(Collection entries)

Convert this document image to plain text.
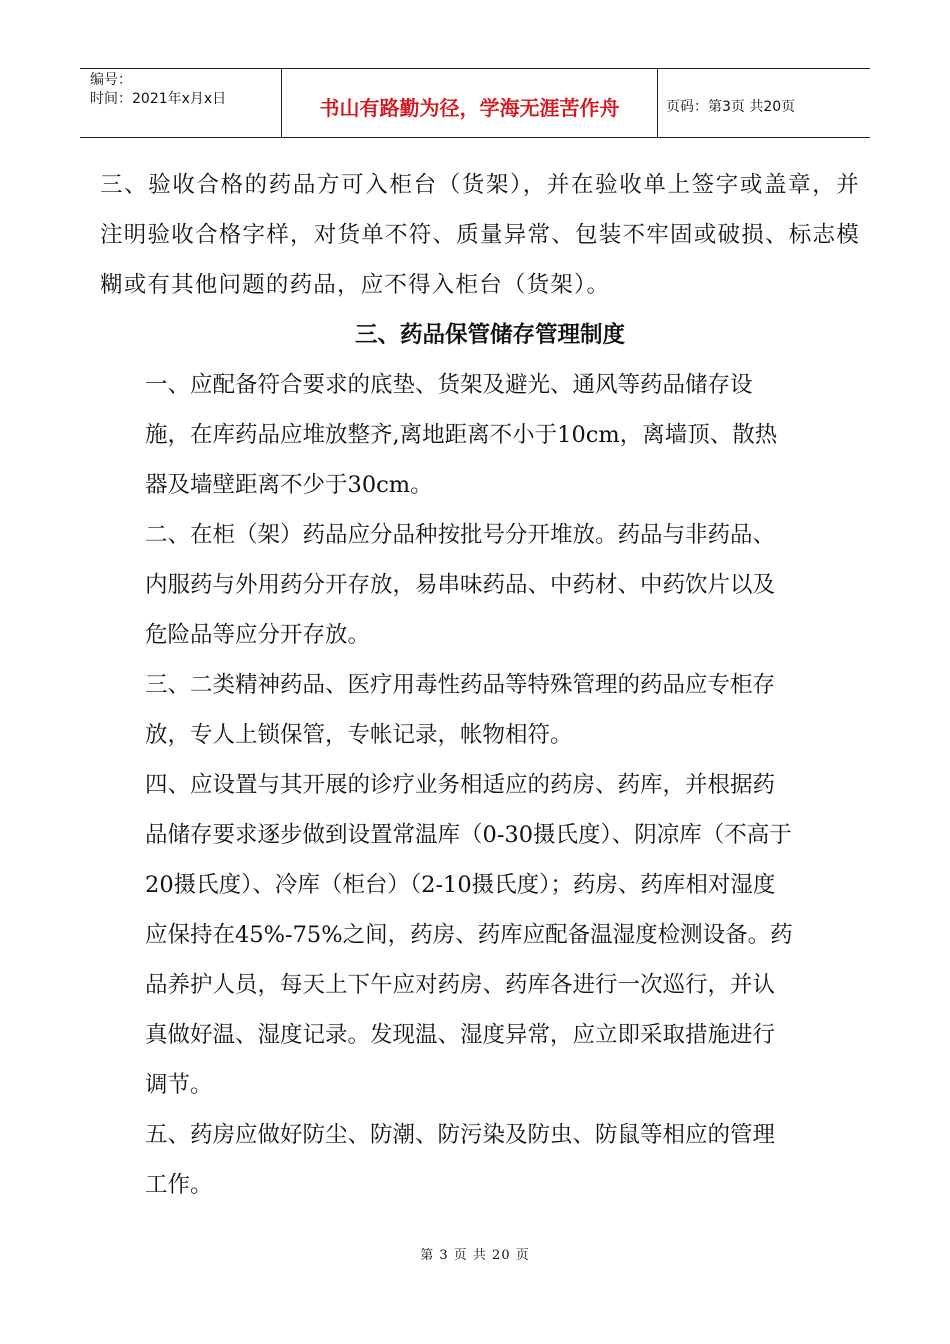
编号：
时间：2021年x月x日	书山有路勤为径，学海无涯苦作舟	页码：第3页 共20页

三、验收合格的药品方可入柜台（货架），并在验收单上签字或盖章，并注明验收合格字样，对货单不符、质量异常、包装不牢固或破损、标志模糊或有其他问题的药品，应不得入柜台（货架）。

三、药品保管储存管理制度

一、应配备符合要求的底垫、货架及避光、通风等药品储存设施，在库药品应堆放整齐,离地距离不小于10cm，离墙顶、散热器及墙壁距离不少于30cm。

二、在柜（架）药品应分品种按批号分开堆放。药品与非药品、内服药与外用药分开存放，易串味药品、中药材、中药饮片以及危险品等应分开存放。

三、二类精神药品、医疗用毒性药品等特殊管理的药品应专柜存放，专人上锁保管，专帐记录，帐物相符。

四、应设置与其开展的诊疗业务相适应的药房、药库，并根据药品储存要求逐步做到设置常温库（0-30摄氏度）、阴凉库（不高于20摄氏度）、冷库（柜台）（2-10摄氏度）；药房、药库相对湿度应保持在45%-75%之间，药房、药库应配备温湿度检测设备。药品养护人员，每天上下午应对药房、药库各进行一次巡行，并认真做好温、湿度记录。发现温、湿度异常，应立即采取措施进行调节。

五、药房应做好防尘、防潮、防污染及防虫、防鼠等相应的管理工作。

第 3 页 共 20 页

### Goal
Copy out each line exactly, without the pictures.

### Full response
Convert this document image to plain text.
编号：
时间：2021年x月x日	书山有路勤为径，学海无涯苦作舟	页码：第3页 共20页

三、验收合格的药品方可入柜台（货架），并在验收单上签字或盖章，并注明验收合格字样，对货单不符、质量异常、包装不牢固或破损、标志模糊或有其他问题的药品，应不得入柜台（货架）。

三、药品保管储存管理制度

一、应配备符合要求的底垫、货架及避光、通风等药品储存设施，在库药品应堆放整齐,离地距离不小于10cm，离墙顶、散热器及墙壁距离不少于30cm。

二、在柜（架）药品应分品种按批号分开堆放。药品与非药品、内服药与外用药分开存放，易串味药品、中药材、中药饮片以及危险品等应分开存放。

三、二类精神药品、医疗用毒性药品等特殊管理的药品应专柜存放，专人上锁保管，专帐记录，帐物相符。

四、应设置与其开展的诊疗业务相适应的药房、药库，并根据药品储存要求逐步做到设置常温库（0-30摄氏度）、阴凉库（不高于20摄氏度）、冷库（柜台）（2-10摄氏度）；药房、药库相对湿度应保持在45%-75%之间，药房、药库应配备温湿度检测设备。药品养护人员，每天上下午应对药房、药库各进行一次巡行，并认真做好温、湿度记录。发现温、湿度异常，应立即采取措施进行调节。

五、药房应做好防尘、防潮、防污染及防虫、防鼠等相应的管理工作。

第 3 页 共 20 页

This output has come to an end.